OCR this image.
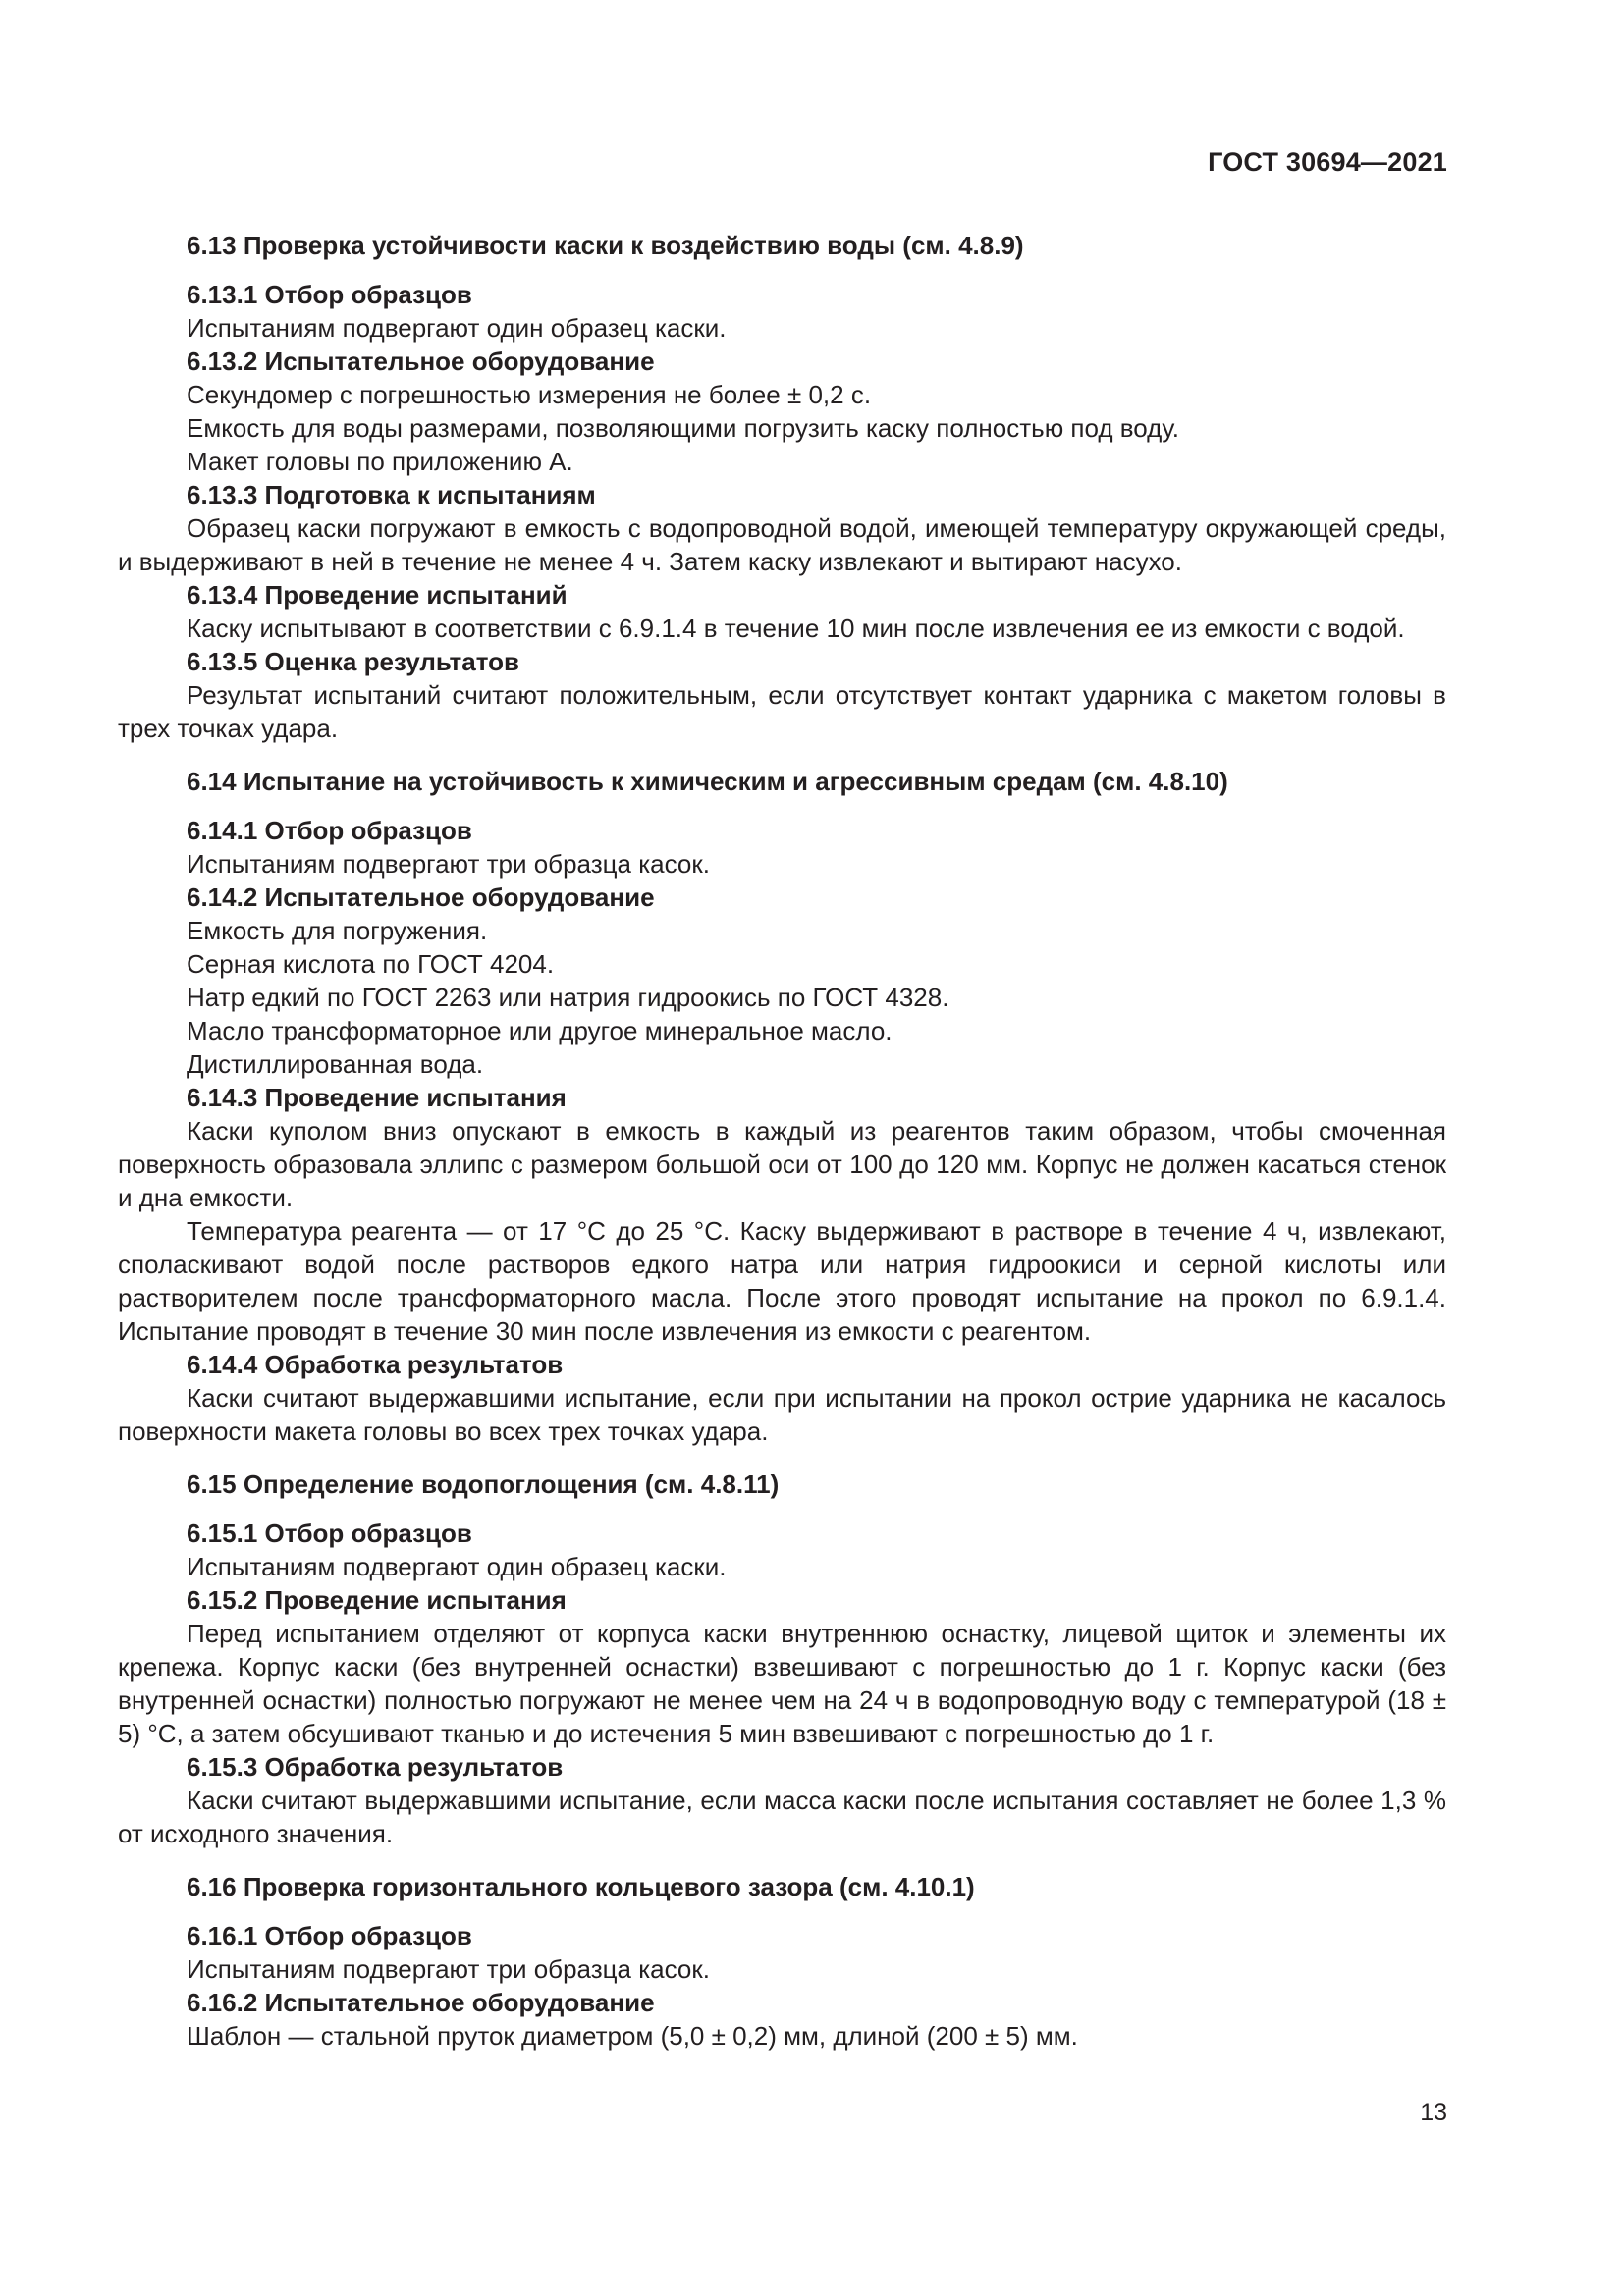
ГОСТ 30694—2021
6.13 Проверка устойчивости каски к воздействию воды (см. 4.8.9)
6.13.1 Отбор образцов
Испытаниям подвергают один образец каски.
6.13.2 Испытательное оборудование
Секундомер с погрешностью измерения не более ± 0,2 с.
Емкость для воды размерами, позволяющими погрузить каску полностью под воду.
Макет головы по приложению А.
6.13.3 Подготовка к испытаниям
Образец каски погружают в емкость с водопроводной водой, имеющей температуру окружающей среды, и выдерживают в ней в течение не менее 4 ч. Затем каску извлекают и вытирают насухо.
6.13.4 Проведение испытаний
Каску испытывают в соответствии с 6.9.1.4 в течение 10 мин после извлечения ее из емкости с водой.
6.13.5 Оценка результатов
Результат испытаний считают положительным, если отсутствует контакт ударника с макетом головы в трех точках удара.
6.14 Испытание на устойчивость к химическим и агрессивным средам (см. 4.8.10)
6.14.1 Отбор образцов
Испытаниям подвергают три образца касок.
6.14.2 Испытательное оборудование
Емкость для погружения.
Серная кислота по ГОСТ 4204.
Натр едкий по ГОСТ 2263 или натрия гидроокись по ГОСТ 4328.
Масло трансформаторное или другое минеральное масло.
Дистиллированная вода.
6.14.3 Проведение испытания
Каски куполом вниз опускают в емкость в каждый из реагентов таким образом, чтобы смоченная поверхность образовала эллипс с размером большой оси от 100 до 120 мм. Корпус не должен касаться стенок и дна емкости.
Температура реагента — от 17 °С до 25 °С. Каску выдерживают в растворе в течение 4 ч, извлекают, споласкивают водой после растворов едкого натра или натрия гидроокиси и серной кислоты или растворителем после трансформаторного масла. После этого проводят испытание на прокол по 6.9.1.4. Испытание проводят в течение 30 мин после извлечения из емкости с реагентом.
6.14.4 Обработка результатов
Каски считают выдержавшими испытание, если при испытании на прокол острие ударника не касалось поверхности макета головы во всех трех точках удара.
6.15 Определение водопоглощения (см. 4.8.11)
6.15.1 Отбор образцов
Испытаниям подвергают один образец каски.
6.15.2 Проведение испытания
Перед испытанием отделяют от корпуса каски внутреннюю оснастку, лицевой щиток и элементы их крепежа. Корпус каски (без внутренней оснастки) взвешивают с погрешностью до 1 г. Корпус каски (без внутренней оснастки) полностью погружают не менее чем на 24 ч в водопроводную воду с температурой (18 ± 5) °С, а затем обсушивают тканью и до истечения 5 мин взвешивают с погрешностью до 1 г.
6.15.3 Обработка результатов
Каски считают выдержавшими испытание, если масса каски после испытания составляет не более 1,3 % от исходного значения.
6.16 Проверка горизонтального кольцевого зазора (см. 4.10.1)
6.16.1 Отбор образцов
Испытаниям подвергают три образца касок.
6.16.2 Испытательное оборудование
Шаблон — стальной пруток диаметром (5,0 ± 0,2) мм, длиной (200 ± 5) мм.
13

Your instructions:
Reproduce the entries above word for word. Pictures stay out.

Problem solution:
OCR this image.
ГОСТ 30694—2021
6.13 Проверка устойчивости каски к воздействию воды (см. 4.8.9)
6.13.1 Отбор образцов
Испытаниям подвергают один образец каски.
6.13.2 Испытательное оборудование
Секундомер с погрешностью измерения не более ± 0,2 с.
Емкость для воды размерами, позволяющими погрузить каску полностью под воду.
Макет головы по приложению А.
6.13.3 Подготовка к испытаниям
Образец каски погружают в емкость с водопроводной водой, имеющей температуру окружающей среды, и выдерживают в ней в течение не менее 4 ч. Затем каску извлекают и вытирают насухо.
6.13.4 Проведение испытаний
Каску испытывают в соответствии с 6.9.1.4 в течение 10 мин после извлечения ее из емкости с водой.
6.13.5 Оценка результатов
Результат испытаний считают положительным, если отсутствует контакт ударника с макетом головы в трех точках удара.
6.14 Испытание на устойчивость к химическим и агрессивным средам (см. 4.8.10)
6.14.1 Отбор образцов
Испытаниям подвергают три образца касок.
6.14.2 Испытательное оборудование
Емкость для погружения.
Серная кислота по ГОСТ 4204.
Натр едкий по ГОСТ 2263 или натрия гидроокись по ГОСТ 4328.
Масло трансформаторное или другое минеральное масло.
Дистиллированная вода.
6.14.3 Проведение испытания
Каски куполом вниз опускают в емкость в каждый из реагентов таким образом, чтобы смоченная поверхность образовала эллипс с размером большой оси от 100 до 120 мм. Корпус не должен касаться стенок и дна емкости.
Температура реагента — от 17 °С до 25 °С. Каску выдерживают в растворе в течение 4 ч, извлекают, споласкивают водой после растворов едкого натра или натрия гидроокиси и серной кислоты или растворителем после трансформаторного масла. После этого проводят испытание на прокол по 6.9.1.4. Испытание проводят в течение 30 мин после извлечения из емкости с реагентом.
6.14.4 Обработка результатов
Каски считают выдержавшими испытание, если при испытании на прокол острие ударника не касалось поверхности макета головы во всех трех точках удара.
6.15 Определение водопоглощения (см. 4.8.11)
6.15.1 Отбор образцов
Испытаниям подвергают один образец каски.
6.15.2 Проведение испытания
Перед испытанием отделяют от корпуса каски внутреннюю оснастку, лицевой щиток и элементы их крепежа. Корпус каски (без внутренней оснастки) взвешивают с погрешностью до 1 г. Корпус каски (без внутренней оснастки) полностью погружают не менее чем на 24 ч в водопроводную воду с температурой (18 ± 5) °С, а затем обсушивают тканью и до истечения 5 мин взвешивают с погрешностью до 1 г.
6.15.3 Обработка результатов
Каски считают выдержавшими испытание, если масса каски после испытания составляет не более 1,3 % от исходного значения.
6.16 Проверка горизонтального кольцевого зазора (см. 4.10.1)
6.16.1 Отбор образцов
Испытаниям подвергают три образца касок.
6.16.2 Испытательное оборудование
Шаблон — стальной пруток диаметром (5,0 ± 0,2) мм, длиной (200 ± 5) мм.
13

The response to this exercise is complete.